[START]

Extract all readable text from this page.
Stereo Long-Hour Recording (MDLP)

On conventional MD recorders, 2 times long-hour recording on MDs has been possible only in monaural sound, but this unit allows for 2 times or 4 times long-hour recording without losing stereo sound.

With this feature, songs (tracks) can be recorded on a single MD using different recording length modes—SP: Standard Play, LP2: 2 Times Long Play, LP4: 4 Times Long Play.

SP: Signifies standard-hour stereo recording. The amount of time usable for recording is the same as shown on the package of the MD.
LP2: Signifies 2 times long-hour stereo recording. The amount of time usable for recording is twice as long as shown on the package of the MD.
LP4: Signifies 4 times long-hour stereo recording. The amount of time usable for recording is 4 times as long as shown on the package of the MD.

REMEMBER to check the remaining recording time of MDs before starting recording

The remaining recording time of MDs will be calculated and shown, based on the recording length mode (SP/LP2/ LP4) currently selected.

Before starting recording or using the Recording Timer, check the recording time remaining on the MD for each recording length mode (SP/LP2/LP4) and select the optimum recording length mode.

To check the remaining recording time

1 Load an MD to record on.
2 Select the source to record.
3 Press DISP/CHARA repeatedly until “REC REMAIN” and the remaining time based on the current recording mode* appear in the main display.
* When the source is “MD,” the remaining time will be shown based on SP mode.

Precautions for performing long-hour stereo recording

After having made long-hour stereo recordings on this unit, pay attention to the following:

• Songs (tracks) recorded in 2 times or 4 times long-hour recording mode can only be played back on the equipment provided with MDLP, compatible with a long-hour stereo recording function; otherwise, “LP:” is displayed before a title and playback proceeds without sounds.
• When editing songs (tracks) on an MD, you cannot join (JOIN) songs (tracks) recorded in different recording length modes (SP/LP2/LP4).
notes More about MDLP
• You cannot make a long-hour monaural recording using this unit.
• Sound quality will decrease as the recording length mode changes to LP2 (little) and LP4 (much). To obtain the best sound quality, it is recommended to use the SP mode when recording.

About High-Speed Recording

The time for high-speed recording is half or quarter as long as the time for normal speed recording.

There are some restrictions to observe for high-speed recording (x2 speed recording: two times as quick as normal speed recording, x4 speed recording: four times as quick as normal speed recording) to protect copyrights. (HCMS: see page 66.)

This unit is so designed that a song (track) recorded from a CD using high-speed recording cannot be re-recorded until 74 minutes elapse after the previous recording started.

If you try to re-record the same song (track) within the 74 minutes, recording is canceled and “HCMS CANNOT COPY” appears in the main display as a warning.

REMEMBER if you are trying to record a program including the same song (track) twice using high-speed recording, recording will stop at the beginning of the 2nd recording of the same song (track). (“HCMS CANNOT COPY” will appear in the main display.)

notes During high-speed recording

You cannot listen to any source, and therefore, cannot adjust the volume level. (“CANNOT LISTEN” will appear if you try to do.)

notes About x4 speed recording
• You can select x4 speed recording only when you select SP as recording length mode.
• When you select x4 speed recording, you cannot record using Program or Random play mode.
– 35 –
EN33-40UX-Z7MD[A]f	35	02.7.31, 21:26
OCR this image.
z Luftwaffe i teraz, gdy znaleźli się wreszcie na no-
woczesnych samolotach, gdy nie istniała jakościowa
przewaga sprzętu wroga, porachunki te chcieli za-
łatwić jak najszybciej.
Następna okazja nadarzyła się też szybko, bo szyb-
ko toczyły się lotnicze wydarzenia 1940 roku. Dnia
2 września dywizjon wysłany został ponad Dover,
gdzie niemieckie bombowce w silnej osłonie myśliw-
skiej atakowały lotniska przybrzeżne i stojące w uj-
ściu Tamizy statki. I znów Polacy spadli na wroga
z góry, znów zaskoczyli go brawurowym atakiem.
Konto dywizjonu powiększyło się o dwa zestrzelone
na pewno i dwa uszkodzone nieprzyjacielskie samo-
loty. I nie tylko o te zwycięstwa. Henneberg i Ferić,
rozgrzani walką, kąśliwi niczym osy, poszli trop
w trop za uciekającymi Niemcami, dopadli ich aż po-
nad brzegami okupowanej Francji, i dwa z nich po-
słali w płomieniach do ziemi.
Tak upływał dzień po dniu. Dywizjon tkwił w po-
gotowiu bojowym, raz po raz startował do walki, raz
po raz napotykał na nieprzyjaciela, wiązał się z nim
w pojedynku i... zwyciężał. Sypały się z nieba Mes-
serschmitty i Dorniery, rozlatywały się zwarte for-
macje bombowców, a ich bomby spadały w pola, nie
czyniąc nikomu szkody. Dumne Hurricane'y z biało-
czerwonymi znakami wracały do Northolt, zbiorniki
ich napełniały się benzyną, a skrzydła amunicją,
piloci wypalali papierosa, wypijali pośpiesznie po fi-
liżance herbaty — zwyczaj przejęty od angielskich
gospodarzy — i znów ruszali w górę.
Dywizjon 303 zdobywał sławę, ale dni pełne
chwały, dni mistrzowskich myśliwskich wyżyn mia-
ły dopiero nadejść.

[END]

__Set problem__: Produce an exact copy of all the records.

__Exercise answer__:
Extract all readable text from this page.
Stereo Long-Hour Recording (MDLP)

On conventional MD recorders, 2 times long-hour recording on MDs has been possible only in monaural sound, but this unit allows for 2 times or 4 times long-hour recording without losing stereo sound.

With this feature, songs (tracks) can be recorded on a single MD using different recording length modes—SP: Standard Play, LP2: 2 Times Long Play, LP4: 4 Times Long Play.

SP: Signifies standard-hour stereo recording. The amount of time usable for recording is the same as shown on the package of the MD.
LP2: Signifies 2 times long-hour stereo recording. The amount of time usable for recording is twice as long as shown on the package of the MD.
LP4: Signifies 4 times long-hour stereo recording. The amount of time usable for recording is 4 times as long as shown on the package of the MD.

REMEMBER to check the remaining recording time of MDs before starting recording

The remaining recording time of MDs will be calculated and shown, based on the recording length mode (SP/LP2/ LP4) currently selected.

Before starting recording or using the Recording Timer, check the recording time remaining on the MD for each recording length mode (SP/LP2/LP4) and select the optimum recording length mode.

To check the remaining recording time

1 Load an MD to record on.
2 Select the source to record.
3 Press DISP/CHARA repeatedly until “REC REMAIN” and the remaining time based on the current recording mode* appear in the main display.
* When the source is “MD,” the remaining time will be shown based on SP mode.

Precautions for performing long-hour stereo recording

After having made long-hour stereo recordings on this unit, pay attention to the following:

• Songs (tracks) recorded in 2 times or 4 times long-hour recording mode can only be played back on the equipment provided with MDLP, compatible with a long-hour stereo recording function; otherwise, “LP:” is displayed before a title and playback proceeds without sounds.
• When editing songs (tracks) on an MD, you cannot join (JOIN) songs (tracks) recorded in different recording length modes (SP/LP2/LP4).
notes More about MDLP
• You cannot make a long-hour monaural recording using this unit.
• Sound quality will decrease as the recording length mode changes to LP2 (little) and LP4 (much). To obtain the best sound quality, it is recommended to use the SP mode when recording.

About High-Speed Recording

The time for high-speed recording is half or quarter as long as the time for normal speed recording.

There are some restrictions to observe for high-speed recording (x2 speed recording: two times as quick as normal speed recording, x4 speed recording: four times as quick as normal speed recording) to protect copyrights. (HCMS: see page 66.)

This unit is so designed that a song (track) recorded from a CD using high-speed recording cannot be re-recorded until 74 minutes elapse after the previous recording started.

If you try to re-record the same song (track) within the 74 minutes, recording is canceled and “HCMS CANNOT COPY” appears in the main display as a warning.

REMEMBER if you are trying to record a program including the same song (track) twice using high-speed recording, recording will stop at the beginning of the 2nd recording of the same song (track). (“HCMS CANNOT COPY” will appear in the main display.)

notes During high-speed recording

You cannot listen to any source, and therefore, cannot adjust the volume level. (“CANNOT LISTEN” will appear if you try to do.)

notes About x4 speed recording
• You can select x4 speed recording only when you select SP as recording length mode.
• When you select x4 speed recording, you cannot record using Program or Random play mode.
– 35 –
EN33-40UX-Z7MD[A]f	35	02.7.31, 21:26
OCR this image.
z Luftwaffe i teraz, gdy znaleźli się wreszcie na no-
woczesnych samolotach, gdy nie istniała jakościowa
przewaga sprzętu wroga, porachunki te chcieli za-
łatwić jak najszybciej.
Następna okazja nadarzyła się też szybko, bo szyb-
ko toczyły się lotnicze wydarzenia 1940 roku. Dnia
2 września dywizjon wysłany został ponad Dover,
gdzie niemieckie bombowce w silnej osłonie myśliw-
skiej atakowały lotniska przybrzeżne i stojące w uj-
ściu Tamizy statki. I znów Polacy spadli na wroga
z góry, znów zaskoczyli go brawurowym atakiem.
Konto dywizjonu powiększyło się o dwa zestrzelone
na pewno i dwa uszkodzone nieprzyjacielskie samo-
loty. I nie tylko o te zwycięstwa. Henneberg i Ferić,
rozgrzani walką, kąśliwi niczym osy, poszli trop
w trop za uciekającymi Niemcami, dopadli ich aż po-
nad brzegami okupowanej Francji, i dwa z nich po-
słali w płomieniach do ziemi.
Tak upływał dzień po dniu. Dywizjon tkwił w po-
gotowiu bojowym, raz po raz startował do walki, raz
po raz napotykał na nieprzyjaciela, wiązał się z nim
w pojedynku i... zwyciężał. Sypały się z nieba Mes-
serschmitty i Dorniery, rozlatywały się zwarte for-
macje bombowców, a ich bomby spadały w pola, nie
czyniąc nikomu szkody. Dumne Hurricane'y z biało-
czerwonymi znakami wracały do Northolt, zbiorniki
ich napełniały się benzyną, a skrzydła amunicją,
piloci wypalali papierosa, wypijali pośpiesznie po fi-
liżance herbaty — zwyczaj przejęty od angielskich
gospodarzy — i znów ruszali w górę.
Dywizjon 303 zdobywał sławę, ale dni pełne
chwały, dni mistrzowskich myśliwskich wyżyn mia-
ły dopiero nadejść.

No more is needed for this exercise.